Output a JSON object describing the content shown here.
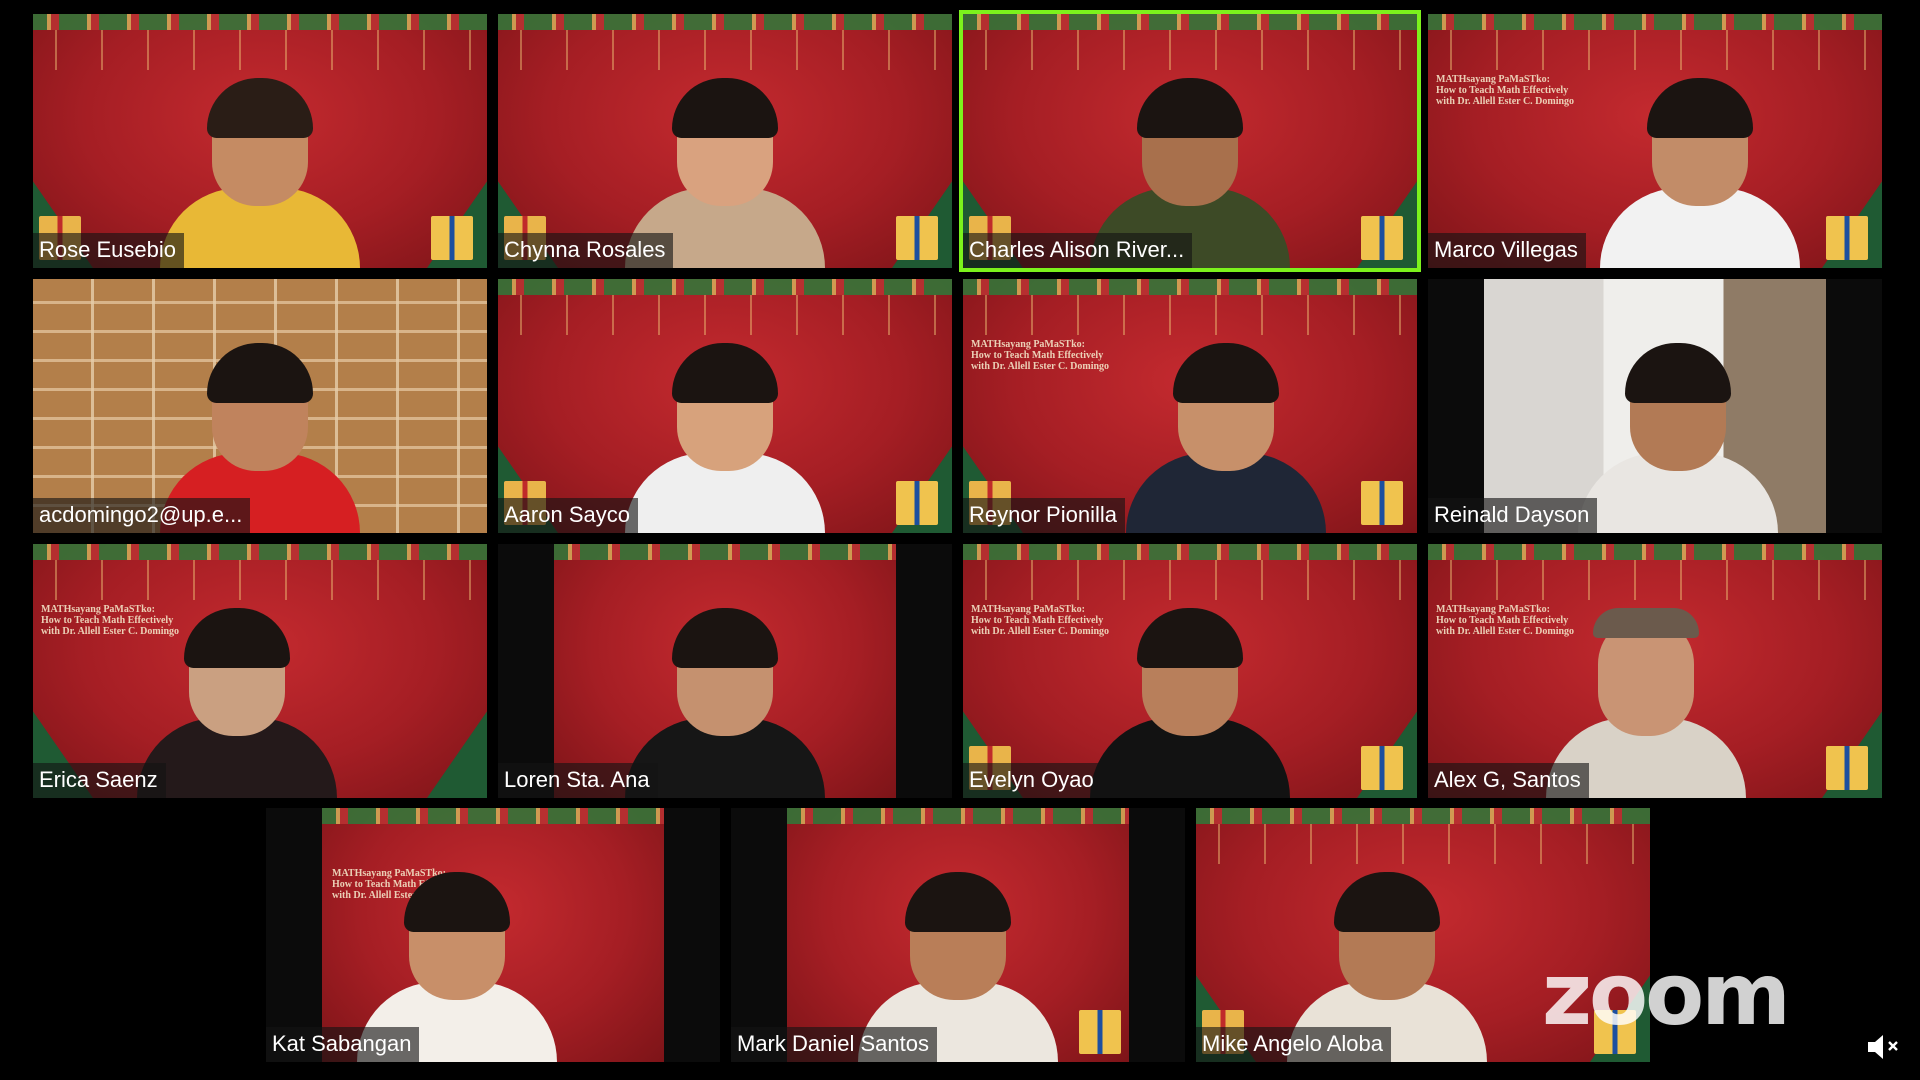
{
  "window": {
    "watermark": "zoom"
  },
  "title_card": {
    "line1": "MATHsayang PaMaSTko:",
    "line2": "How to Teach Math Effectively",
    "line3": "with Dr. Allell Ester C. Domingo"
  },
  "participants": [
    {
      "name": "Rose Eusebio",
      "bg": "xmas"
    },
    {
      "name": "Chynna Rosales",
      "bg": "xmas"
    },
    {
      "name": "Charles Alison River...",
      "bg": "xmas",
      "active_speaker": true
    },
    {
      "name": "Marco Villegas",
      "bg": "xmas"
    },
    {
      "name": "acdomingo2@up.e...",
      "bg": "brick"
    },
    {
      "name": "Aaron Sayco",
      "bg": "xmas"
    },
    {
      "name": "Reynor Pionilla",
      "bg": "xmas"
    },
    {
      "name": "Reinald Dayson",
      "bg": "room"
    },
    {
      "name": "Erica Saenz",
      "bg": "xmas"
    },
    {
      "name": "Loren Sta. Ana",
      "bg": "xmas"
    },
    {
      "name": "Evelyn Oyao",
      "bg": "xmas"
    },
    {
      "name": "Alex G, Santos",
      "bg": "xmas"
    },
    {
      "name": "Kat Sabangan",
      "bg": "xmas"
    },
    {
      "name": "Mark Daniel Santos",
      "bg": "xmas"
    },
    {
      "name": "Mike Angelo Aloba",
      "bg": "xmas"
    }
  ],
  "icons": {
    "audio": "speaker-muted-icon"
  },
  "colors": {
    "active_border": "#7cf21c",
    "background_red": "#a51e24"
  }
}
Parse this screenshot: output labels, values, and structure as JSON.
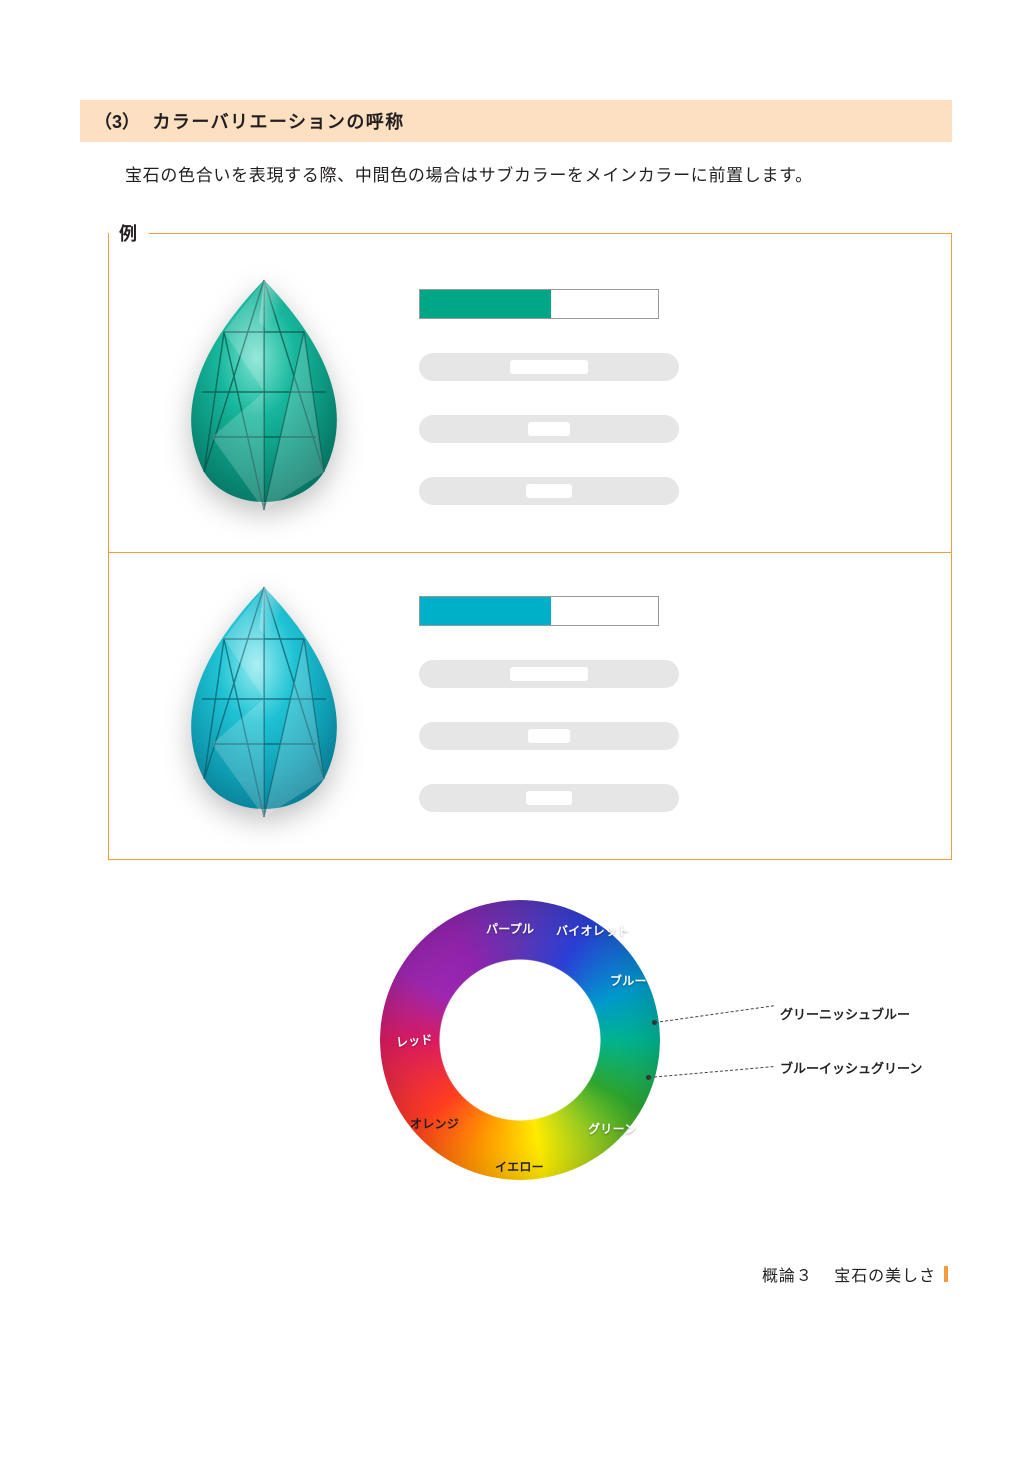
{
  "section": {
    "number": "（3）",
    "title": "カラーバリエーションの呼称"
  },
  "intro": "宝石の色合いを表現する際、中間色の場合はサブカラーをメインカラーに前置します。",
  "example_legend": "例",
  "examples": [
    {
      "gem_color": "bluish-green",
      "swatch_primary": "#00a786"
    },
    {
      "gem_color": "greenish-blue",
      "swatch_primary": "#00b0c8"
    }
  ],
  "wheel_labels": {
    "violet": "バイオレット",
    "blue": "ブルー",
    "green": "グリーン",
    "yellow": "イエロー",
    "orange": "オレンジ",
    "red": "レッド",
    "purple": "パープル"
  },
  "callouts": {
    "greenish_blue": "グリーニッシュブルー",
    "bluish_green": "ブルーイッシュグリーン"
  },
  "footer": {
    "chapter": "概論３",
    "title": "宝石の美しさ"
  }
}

→ **Problem to work on**:
Output every entry exactly as given; pictures are not part of the copy.

→ **Answer to this task**:
Output a JSON object describing the content shown here.
{
  "window": {
    "watermark": "zoom"
  },
  "title_card": {
    "line1": "MATHsayang PaMaSTko:",
    "line2": "How to Teach Math Effectively",
    "line3": "with Dr. Allell Ester C. Domingo"
  },
  "participants": [
    {
      "name": "Rose Eusebio",
      "bg": "xmas"
    },
    {
      "name": "Chynna Rosales",
      "bg": "xmas"
    },
    {
      "name": "Charles Alison River...",
      "bg": "xmas",
      "active_speaker": true
    },
    {
      "name": "Marco Villegas",
      "bg": "xmas"
    },
    {
      "name": "acdomingo2@up.e...",
      "bg": "brick"
    },
    {
      "name": "Aaron Sayco",
      "bg": "xmas"
    },
    {
      "name": "Reynor Pionilla",
      "bg": "xmas"
    },
    {
      "name": "Reinald Dayson",
      "bg": "room"
    },
    {
      "name": "Erica Saenz",
      "bg": "xmas"
    },
    {
      "name": "Loren Sta. Ana",
      "bg": "xmas"
    },
    {
      "name": "Evelyn Oyao",
      "bg": "xmas"
    },
    {
      "name": "Alex G, Santos",
      "bg": "xmas"
    },
    {
      "name": "Kat Sabangan",
      "bg": "xmas"
    },
    {
      "name": "Mark Daniel Santos",
      "bg": "xmas"
    },
    {
      "name": "Mike Angelo Aloba",
      "bg": "xmas"
    }
  ],
  "icons": {
    "audio": "speaker-muted-icon"
  },
  "colors": {
    "active_border": "#7cf21c",
    "background_red": "#a51e24"
  }
}
Parse this screenshot: output labels, values, and structure as JSON.
{
  "section": {
    "number": "（3）",
    "title": "カラーバリエーションの呼称"
  },
  "intro": "宝石の色合いを表現する際、中間色の場合はサブカラーをメインカラーに前置します。",
  "example_legend": "例",
  "examples": [
    {
      "gem_color": "bluish-green",
      "swatch_primary": "#00a786"
    },
    {
      "gem_color": "greenish-blue",
      "swatch_primary": "#00b0c8"
    }
  ],
  "wheel_labels": {
    "violet": "バイオレット",
    "blue": "ブルー",
    "green": "グリーン",
    "yellow": "イエロー",
    "orange": "オレンジ",
    "red": "レッド",
    "purple": "パープル"
  },
  "callouts": {
    "greenish_blue": "グリーニッシュブルー",
    "bluish_green": "ブルーイッシュグリーン"
  },
  "footer": {
    "chapter": "概論３",
    "title": "宝石の美しさ"
  }
}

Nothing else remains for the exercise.